The request
Output every entry exactly as written.
--- START Exercise inputs ---
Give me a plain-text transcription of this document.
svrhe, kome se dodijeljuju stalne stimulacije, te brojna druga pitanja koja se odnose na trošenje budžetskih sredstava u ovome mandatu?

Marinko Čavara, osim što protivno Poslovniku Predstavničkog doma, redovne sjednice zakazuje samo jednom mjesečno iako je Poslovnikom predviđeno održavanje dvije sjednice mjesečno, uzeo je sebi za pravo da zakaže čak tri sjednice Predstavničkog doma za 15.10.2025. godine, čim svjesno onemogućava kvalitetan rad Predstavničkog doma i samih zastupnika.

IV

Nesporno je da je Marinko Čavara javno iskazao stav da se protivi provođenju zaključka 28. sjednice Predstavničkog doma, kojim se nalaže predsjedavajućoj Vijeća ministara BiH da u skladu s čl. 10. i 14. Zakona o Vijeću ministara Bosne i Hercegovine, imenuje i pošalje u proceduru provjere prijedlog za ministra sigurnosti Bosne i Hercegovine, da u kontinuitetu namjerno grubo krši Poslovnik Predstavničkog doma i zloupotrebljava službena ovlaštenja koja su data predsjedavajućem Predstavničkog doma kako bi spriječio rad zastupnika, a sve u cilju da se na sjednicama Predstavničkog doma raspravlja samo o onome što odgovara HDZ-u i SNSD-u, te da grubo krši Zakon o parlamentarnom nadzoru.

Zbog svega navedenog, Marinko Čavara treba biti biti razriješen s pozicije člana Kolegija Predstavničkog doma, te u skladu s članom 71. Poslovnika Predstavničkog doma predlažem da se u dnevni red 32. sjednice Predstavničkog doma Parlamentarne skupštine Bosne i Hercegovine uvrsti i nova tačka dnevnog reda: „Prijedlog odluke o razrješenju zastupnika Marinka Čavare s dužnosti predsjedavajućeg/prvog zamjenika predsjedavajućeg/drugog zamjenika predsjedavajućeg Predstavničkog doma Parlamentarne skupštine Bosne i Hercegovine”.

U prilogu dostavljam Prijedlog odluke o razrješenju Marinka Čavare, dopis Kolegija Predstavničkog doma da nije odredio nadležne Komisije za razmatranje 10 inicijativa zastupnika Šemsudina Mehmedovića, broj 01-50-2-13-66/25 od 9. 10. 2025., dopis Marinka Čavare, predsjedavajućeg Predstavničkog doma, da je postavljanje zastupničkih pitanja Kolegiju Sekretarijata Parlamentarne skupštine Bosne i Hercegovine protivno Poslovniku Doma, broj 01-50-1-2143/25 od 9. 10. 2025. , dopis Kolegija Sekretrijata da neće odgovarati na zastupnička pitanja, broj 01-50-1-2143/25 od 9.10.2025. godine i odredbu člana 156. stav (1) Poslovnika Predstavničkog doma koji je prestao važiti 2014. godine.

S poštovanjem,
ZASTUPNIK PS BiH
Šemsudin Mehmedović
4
--- END Exercise inputs ---
Result of this task
Give me a plain-text transcription of this document.
svrhe, kome se dodijeljuju stalne stimulacije, te brojna druga pitanja koja se odnose na trošenje budžetskih sredstava u ovome mandatu?

Marinko Čavara, osim što protivno Poslovniku Predstavničkog doma, redovne sjednice zakazuje samo jednom mjesečno iako je Poslovnikom predviđeno održavanje dvije sjednice mjesečno, uzeo je sebi za pravo da zakaže čak tri sjednice Predstavničkog doma za 15.10.2025. godine, čim svjesno onemogućava kvalitetan rad Predstavničkog doma i samih zastupnika.

IV

Nesporno je da je Marinko Čavara javno iskazao stav da se protivi provođenju zaključka 28. sjednice Predstavničkog doma, kojim se nalaže predsjedavajućoj Vijeća ministara BiH da u skladu s čl. 10. i 14. Zakona o Vijeću ministara Bosne i Hercegovine, imenuje i pošalje u proceduru provjere prijedlog za ministra sigurnosti Bosne i Hercegovine, da u kontinuitetu namjerno grubo krši Poslovnik Predstavničkog doma i zloupotrebljava službena ovlaštenja koja su data predsjedavajućem Predstavničkog doma kako bi spriječio rad zastupnika, a sve u cilju da se na sjednicama Predstavničkog doma raspravlja samo o onome što odgovara HDZ-u i SNSD-u, te da grubo krši Zakon o parlamentarnom nadzoru.

Zbog svega navedenog, Marinko Čavara treba biti biti razriješen s pozicije člana Kolegija Predstavničkog doma, te u skladu s članom 71. Poslovnika Predstavničkog doma predlažem da se u dnevni red 32. sjednice Predstavničkog doma Parlamentarne skupštine Bosne i Hercegovine uvrsti i nova tačka dnevnog reda: „Prijedlog odluke o razrješenju zastupnika Marinka Čavare s dužnosti predsjedavajućeg/prvog zamjenika predsjedavajućeg/drugog zamjenika predsjedavajućeg Predstavničkog doma Parlamentarne skupštine Bosne i Hercegovine”.

U prilogu dostavljam Prijedlog odluke o razrješenju Marinka Čavare, dopis Kolegija Predstavničkog doma da nije odredio nadležne Komisije za razmatranje 10 inicijativa zastupnika Šemsudina Mehmedovića, broj 01-50-2-13-66/25 od 9. 10. 2025., dopis Marinka Čavare, predsjedavajućeg Predstavničkog doma, da je postavljanje zastupničkih pitanja Kolegiju Sekretarijata Parlamentarne skupštine Bosne i Hercegovine protivno Poslovniku Doma, broj 01-50-1-2143/25 od 9. 10. 2025. , dopis Kolegija Sekretrijata da neće odgovarati na zastupnička pitanja, broj 01-50-1-2143/25 od 9.10.2025. godine i odredbu člana 156. stav (1) Poslovnika Predstavničkog doma koji je prestao važiti 2014. godine.

S poštovanjem,
ZASTUPNIK PS BiH
Šemsudin Mehmedović
4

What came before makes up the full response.